- [EXERCISE OBJECTIVE]: Scan the lines below for "Karaoke"; report the number of lines that contain it, and only that.

#### ENTRIES SUPPLIED

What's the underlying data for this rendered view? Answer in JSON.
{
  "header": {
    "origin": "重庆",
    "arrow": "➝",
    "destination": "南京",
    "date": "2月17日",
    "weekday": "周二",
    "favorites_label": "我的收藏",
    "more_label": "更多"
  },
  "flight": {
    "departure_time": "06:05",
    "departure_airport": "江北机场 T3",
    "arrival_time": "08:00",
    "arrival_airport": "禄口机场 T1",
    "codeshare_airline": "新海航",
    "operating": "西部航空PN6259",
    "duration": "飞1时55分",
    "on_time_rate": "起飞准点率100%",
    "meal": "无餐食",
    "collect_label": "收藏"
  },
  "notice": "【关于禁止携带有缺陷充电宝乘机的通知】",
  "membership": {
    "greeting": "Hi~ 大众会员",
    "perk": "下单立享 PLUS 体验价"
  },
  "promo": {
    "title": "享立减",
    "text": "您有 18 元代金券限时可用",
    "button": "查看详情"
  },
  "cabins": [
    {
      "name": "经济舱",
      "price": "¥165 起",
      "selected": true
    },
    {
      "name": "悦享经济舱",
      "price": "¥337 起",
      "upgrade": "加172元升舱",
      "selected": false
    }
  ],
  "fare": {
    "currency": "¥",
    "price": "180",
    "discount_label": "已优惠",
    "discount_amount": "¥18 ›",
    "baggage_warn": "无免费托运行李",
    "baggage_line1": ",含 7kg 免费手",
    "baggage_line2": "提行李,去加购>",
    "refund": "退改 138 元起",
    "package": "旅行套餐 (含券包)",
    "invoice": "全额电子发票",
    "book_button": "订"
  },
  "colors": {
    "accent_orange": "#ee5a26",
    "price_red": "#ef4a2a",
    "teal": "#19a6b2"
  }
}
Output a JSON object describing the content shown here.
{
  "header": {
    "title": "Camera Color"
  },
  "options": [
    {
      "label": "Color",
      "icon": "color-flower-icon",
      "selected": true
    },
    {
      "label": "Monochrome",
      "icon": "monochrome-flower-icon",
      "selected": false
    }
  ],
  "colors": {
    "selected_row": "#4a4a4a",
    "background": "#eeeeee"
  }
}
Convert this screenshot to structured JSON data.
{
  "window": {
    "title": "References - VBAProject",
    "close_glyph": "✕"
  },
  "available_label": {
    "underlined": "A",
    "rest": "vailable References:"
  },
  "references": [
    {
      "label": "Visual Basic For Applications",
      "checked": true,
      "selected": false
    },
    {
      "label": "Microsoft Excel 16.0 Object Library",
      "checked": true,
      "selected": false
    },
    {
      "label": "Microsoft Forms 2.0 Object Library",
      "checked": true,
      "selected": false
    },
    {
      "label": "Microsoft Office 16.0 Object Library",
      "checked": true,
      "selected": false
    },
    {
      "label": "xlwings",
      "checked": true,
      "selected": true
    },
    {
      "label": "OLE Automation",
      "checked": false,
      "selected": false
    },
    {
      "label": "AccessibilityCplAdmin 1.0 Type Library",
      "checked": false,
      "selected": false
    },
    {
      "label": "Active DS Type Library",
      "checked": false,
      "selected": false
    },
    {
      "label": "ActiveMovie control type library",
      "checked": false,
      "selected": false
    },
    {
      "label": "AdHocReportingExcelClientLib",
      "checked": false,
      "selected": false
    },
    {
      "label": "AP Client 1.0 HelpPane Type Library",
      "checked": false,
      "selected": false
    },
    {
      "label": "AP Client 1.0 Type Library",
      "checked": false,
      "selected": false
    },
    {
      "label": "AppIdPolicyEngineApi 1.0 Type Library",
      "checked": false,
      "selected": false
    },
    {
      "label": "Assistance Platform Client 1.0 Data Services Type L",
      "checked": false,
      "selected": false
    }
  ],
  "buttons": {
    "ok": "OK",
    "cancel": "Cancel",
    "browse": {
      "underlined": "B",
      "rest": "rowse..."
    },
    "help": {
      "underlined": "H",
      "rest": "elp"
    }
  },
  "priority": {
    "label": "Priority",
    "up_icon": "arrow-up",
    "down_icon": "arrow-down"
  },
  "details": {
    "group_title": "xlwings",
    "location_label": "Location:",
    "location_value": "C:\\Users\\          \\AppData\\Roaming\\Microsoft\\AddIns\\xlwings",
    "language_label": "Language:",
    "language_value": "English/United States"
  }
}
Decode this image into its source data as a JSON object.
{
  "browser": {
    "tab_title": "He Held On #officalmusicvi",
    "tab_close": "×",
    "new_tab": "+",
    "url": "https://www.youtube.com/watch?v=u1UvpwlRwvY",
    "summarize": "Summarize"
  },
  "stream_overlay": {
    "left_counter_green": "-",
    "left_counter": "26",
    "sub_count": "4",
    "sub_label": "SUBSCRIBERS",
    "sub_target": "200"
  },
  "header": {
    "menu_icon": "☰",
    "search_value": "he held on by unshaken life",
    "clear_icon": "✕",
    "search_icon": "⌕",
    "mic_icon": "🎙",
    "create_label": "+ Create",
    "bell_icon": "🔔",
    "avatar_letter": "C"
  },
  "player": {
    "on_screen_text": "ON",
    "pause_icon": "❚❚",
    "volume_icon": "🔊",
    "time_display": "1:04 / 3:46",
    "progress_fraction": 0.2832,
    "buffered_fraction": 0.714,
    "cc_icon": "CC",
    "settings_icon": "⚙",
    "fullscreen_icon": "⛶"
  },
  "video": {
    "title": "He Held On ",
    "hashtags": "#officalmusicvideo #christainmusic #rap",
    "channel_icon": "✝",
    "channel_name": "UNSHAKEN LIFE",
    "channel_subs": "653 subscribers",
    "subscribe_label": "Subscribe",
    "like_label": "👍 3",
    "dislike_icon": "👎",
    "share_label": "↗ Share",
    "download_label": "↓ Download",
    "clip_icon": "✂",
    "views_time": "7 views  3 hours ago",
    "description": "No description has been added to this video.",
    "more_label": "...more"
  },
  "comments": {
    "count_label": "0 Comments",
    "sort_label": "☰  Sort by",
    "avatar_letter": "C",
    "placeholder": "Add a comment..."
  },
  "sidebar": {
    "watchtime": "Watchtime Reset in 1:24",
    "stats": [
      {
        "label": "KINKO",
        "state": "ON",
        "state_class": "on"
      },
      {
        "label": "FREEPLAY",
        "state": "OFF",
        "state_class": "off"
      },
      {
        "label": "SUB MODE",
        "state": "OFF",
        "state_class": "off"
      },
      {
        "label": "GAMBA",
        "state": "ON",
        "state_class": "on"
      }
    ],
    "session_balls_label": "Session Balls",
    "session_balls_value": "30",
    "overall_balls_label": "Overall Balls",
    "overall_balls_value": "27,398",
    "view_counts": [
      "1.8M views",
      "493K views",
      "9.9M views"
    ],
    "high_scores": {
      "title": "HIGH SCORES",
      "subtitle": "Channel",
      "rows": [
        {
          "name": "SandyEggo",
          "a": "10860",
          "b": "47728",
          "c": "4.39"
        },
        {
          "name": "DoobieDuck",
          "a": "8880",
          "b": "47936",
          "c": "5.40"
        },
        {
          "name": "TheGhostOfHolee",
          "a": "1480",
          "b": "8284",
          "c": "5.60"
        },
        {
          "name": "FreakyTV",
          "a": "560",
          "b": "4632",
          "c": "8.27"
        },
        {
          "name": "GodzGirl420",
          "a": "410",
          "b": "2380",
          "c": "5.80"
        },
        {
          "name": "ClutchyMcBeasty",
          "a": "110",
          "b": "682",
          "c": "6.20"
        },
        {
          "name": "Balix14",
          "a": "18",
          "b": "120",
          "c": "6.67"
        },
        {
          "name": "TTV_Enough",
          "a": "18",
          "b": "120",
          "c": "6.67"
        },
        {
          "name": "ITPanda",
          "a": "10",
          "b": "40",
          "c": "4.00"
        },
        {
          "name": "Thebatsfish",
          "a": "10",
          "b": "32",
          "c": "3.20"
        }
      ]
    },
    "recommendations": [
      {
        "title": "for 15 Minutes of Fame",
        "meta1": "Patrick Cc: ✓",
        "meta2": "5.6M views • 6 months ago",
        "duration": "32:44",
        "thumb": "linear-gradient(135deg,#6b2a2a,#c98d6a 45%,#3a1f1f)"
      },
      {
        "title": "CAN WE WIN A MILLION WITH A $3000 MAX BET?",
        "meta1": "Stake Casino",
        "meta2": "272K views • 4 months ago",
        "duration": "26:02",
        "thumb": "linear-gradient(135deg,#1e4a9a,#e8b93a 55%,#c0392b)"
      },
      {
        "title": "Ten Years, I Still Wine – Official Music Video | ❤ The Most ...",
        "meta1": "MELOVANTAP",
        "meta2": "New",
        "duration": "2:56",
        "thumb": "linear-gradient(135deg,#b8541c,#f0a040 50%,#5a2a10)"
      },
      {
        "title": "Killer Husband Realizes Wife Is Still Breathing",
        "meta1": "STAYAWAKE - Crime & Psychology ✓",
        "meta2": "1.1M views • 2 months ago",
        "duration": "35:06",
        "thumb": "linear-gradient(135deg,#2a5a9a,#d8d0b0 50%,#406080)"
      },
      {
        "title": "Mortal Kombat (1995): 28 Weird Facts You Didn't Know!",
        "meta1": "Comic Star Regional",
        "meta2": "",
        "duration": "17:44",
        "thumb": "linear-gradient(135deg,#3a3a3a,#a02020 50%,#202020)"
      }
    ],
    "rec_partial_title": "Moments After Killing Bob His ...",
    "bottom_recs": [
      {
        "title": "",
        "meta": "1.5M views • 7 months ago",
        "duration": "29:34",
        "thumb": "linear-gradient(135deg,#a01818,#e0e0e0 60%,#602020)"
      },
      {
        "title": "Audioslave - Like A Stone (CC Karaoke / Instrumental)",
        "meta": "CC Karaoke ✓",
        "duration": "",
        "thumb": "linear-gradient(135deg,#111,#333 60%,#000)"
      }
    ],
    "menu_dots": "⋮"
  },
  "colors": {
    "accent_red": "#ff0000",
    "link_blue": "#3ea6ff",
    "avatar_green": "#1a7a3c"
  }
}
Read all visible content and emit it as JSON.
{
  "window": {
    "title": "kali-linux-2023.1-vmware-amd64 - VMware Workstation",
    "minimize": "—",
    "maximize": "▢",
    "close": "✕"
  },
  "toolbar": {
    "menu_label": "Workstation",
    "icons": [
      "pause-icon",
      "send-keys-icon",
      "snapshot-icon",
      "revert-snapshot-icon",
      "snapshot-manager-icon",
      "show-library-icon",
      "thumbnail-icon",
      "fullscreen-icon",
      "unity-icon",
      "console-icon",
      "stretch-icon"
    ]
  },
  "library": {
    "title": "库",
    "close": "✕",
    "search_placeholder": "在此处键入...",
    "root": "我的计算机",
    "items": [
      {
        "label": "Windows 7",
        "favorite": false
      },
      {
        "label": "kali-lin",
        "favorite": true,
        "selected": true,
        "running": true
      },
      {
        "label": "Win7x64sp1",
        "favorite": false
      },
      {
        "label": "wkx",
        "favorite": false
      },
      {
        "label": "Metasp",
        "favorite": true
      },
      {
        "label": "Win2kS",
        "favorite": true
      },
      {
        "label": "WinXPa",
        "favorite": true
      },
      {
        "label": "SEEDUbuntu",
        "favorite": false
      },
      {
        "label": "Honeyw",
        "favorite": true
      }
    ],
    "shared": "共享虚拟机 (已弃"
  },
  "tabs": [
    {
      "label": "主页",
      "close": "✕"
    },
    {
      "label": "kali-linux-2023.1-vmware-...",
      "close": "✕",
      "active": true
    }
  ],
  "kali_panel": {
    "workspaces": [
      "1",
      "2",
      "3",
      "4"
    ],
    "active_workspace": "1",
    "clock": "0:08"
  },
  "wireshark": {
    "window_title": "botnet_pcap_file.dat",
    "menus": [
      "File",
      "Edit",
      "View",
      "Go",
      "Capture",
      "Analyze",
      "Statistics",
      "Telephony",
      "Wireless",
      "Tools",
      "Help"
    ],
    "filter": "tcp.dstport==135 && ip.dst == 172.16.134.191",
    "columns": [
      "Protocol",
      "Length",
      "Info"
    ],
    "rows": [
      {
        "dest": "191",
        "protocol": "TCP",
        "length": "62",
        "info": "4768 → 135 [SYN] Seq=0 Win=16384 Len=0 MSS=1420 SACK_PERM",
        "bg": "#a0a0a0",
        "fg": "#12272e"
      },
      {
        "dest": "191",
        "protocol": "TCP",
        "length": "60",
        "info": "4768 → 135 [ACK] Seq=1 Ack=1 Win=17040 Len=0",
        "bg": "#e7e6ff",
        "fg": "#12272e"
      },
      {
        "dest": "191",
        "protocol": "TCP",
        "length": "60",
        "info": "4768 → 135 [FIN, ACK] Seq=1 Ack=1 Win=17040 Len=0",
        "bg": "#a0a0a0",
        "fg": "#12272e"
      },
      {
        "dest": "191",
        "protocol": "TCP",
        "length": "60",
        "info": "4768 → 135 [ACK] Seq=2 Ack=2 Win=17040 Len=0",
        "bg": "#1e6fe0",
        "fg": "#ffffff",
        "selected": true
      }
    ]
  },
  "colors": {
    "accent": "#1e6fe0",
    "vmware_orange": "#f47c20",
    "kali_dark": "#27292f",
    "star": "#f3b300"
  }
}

########

- [COMPLETED EXERCISE]: 2